## [WRITTEN PROBLEM]
In the material below, find every line with "noun" and pull it out.

Stored data:
○ ○ ○

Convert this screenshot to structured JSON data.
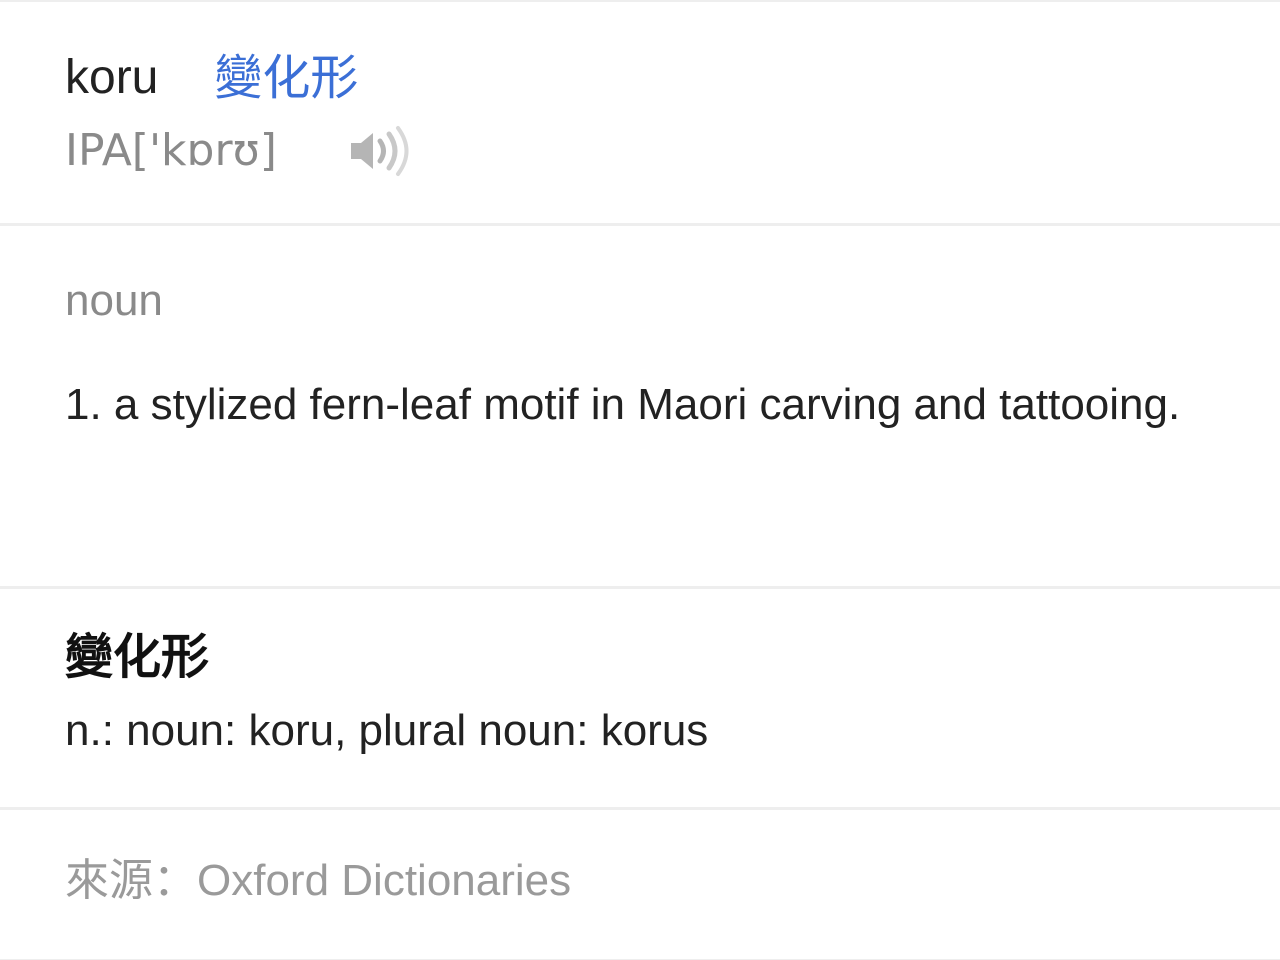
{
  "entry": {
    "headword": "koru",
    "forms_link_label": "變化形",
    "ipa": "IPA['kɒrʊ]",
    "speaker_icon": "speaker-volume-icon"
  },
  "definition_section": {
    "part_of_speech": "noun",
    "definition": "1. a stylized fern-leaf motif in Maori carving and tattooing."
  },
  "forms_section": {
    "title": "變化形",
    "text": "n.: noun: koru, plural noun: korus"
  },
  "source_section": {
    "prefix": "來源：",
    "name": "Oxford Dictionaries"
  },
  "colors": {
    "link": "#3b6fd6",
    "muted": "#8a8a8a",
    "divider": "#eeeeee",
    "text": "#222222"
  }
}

○ ○ ○

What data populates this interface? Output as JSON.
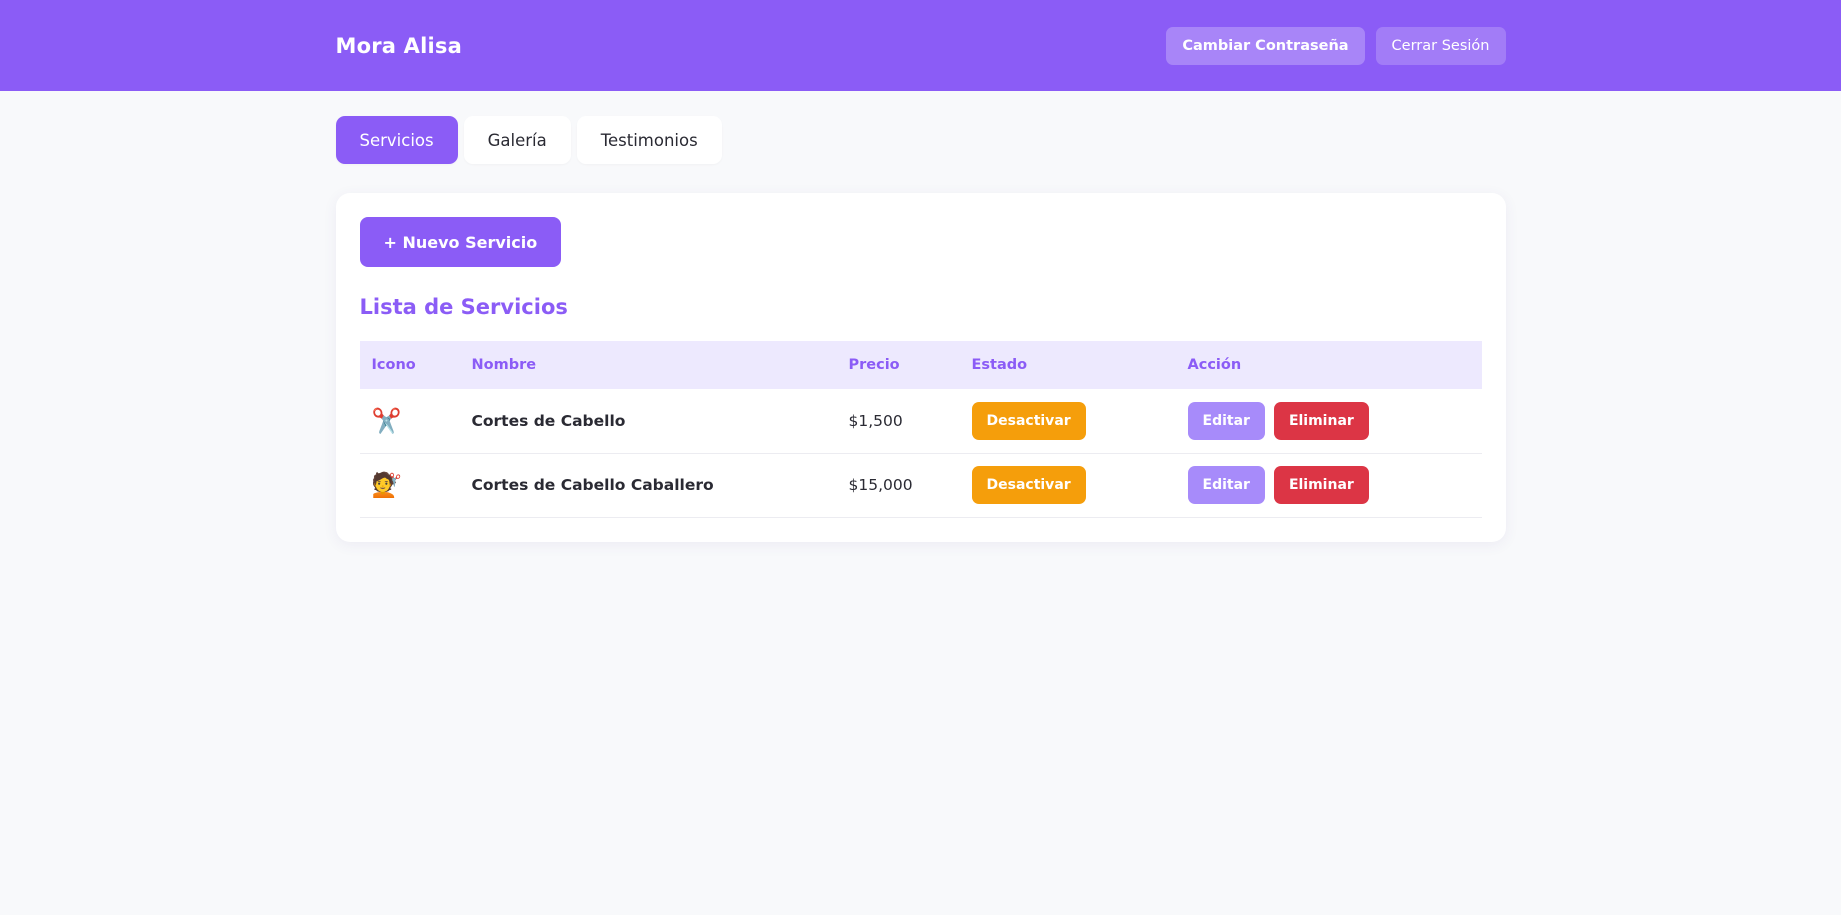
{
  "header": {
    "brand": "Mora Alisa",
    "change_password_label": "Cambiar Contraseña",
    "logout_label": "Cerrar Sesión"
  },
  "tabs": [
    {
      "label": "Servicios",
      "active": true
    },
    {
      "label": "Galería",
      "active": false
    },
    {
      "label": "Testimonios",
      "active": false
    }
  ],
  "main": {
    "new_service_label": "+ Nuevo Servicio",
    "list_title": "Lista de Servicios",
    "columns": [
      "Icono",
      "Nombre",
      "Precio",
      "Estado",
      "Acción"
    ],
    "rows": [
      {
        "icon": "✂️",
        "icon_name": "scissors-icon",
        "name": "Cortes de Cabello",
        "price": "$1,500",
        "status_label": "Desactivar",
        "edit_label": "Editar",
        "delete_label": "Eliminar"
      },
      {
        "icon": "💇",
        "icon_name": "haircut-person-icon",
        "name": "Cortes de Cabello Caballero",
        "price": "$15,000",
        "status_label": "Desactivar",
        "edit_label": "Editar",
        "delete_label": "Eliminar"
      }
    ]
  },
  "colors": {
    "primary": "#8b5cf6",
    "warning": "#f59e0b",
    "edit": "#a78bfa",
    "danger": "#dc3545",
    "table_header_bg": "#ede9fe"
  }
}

○ ○ ○

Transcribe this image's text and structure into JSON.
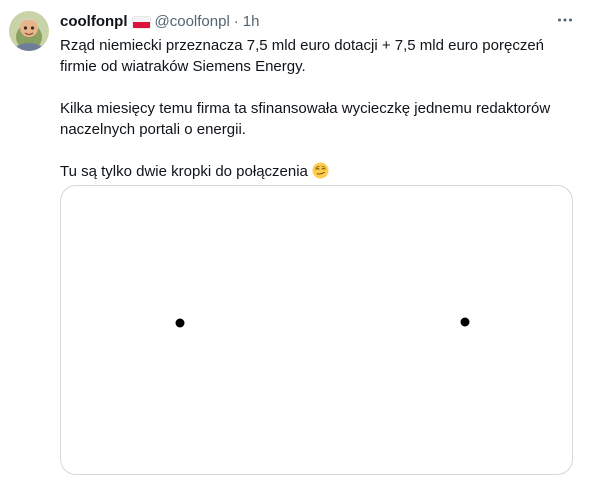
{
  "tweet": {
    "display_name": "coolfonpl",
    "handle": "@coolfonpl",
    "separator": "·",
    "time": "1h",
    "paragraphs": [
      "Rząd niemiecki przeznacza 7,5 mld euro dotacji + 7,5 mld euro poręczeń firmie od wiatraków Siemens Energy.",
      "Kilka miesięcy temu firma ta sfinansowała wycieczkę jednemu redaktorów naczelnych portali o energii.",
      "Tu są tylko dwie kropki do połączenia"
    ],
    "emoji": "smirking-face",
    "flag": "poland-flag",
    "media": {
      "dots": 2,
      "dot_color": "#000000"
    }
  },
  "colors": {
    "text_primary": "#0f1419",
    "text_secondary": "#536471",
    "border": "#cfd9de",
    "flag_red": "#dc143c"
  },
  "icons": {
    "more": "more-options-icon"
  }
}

○ ○ ○

## [CORRECT ANSWER]
    "part_of_speech": "noun",
    "text": "n.: noun: koru, plural noun: korus"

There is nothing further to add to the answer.